EXTRAIT DU TEXTE:

* * *

And the Winner is ................... boozo   :Very Happy:   :Very Happy:   :Very Happy: 

çà a marché, nickel comme une lettre à la poste !!

Bon trève de plaisanterie  mais merci comme même pour ce "dépannage" boozo !

Par contre comment ce fait il que j'ai du enlever ce flag cairo cette fois ci pour compiler openoffice ??

et surtout quelle influence çà aura sur ce paquet , vu l'absence de ce flag à la compile ??

==> USE="-cairo" emerge app-office/openoffice

Merci encore et j'attends tes lumières   :Smile: 

----------

## boozo

bah en fait c'est très compliqué...  naaann j'déconne, en fait c'est très simple : je suis pas doué donc je suis besogneux  et je fait des recherches   :Laughing: 

Y'a un "mélangeage" de pinceaux en cas d'utilisation de versions interne ou tiers (de mémoire dans le makefile tu as une option du genre --with-libxrender=yes par défaut mais attends ce soir je te donne mes bm pour les détails  :Wink:   )

----------

## boozo

Choses promises... pour les détails : c'est par ici et le lien vers le tracker donne la solution   :Wink: 

edit : pense au titre merci

----------

## RickyLoad

Excellent   :Smile: 

et hop dans le bookmarks , allez je colles un "tit résolu" 

Merci à toi boozo, ainsi que tous ceux qui ont "planché"

----------

* * *

PROBLÈME POSÉ 1: Dans les entrées, mettez à jour tout ce qui va de la ligne contenant « scroll-down-icon[interactable]: ▼: [586, 296, 601, 312] » jusqu'à celle contenant « file-checkbox[interactable]: [275, 254, 288, 267] », en remplaçant « file-row » par « list-item » sans rien modifier d'autre, puis redonnez uniquement ces lignes.
Le texte et les entrées n'ont aucun lien entre eux.

DONNÉES DE LA TÂCHE:
* * *

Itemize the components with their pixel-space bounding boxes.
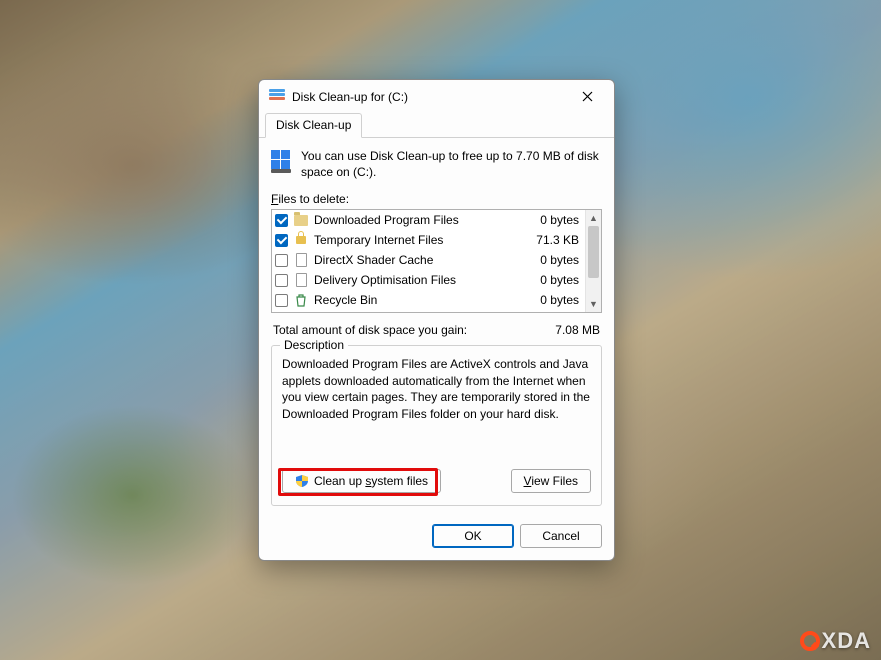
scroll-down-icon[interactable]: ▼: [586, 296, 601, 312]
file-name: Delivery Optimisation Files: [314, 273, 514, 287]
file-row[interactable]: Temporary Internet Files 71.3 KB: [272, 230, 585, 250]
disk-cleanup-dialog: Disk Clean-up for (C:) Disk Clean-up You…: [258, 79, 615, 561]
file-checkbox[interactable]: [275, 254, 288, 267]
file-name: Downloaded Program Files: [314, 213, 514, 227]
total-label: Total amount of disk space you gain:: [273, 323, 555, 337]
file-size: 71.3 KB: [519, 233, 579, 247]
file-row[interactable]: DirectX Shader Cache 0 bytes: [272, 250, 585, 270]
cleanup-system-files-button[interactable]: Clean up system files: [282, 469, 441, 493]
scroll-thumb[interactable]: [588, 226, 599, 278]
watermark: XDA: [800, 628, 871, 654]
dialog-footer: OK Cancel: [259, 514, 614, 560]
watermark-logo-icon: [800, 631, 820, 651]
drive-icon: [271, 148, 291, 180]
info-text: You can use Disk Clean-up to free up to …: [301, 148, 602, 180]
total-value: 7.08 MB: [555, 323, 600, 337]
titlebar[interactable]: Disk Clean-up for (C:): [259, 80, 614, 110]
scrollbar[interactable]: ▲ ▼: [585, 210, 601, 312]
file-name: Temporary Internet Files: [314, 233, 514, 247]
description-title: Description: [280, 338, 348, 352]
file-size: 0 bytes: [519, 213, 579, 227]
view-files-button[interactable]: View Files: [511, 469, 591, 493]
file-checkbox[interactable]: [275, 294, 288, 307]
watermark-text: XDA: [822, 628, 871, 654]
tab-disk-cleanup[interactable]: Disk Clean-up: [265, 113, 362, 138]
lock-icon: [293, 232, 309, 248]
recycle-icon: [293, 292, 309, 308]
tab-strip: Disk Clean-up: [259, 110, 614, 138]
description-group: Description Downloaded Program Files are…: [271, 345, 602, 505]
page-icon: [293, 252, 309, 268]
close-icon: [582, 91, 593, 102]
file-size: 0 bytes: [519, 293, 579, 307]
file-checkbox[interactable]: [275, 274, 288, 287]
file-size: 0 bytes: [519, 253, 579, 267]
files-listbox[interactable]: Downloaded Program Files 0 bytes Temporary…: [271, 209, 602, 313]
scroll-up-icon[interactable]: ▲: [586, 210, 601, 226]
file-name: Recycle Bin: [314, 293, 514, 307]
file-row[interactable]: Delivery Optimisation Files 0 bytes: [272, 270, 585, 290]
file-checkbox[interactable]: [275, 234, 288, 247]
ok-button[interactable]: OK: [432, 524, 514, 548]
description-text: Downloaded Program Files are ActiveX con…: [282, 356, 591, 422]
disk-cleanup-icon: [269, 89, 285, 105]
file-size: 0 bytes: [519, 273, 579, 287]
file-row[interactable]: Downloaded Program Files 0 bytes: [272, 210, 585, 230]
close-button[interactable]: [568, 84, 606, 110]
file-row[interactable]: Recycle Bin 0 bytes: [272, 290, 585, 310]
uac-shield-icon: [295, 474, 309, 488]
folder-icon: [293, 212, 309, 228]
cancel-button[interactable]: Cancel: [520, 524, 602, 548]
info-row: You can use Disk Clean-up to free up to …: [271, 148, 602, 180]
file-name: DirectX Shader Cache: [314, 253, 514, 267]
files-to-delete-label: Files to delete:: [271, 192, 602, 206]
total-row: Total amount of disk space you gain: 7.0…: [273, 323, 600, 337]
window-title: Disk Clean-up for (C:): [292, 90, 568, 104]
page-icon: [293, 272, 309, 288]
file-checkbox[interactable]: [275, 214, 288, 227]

* * *

PROBLÈME POSÉ 2:
Répondez à ces questions sur l'extrait du fil de discussion consacré à la compilation d'openoffice :
(a) Quel flag a-t-il fallu enlever pour compiler openoffice ?
(b) Quelle option du makefile boozo cite-t-il de mémoire ?
(c) D'après boozo, quel lien donne la solution ?

RÉPONSE COMPLÈTE 1:
scroll-down-icon[interactable]: ▼: [586, 296, 601, 312]
file-name: Delivery Optimisation Files: [314, 273, 514, 287]
list-item[interactable]: Temporary Internet Files 71.3 KB: [272, 230, 585, 250]
disk-cleanup-dialog: Disk Clean-up for (C:) Disk Clean-up You…: [258, 79, 615, 561]
file-checkbox[interactable]: [275, 254, 288, 267]

RÉPONSE COMPLÈTE 2:
(a) Le flag cairo.
(b) L'option --with-libxrender=yes, activée par défaut.
(c) Le lien vers le tracker.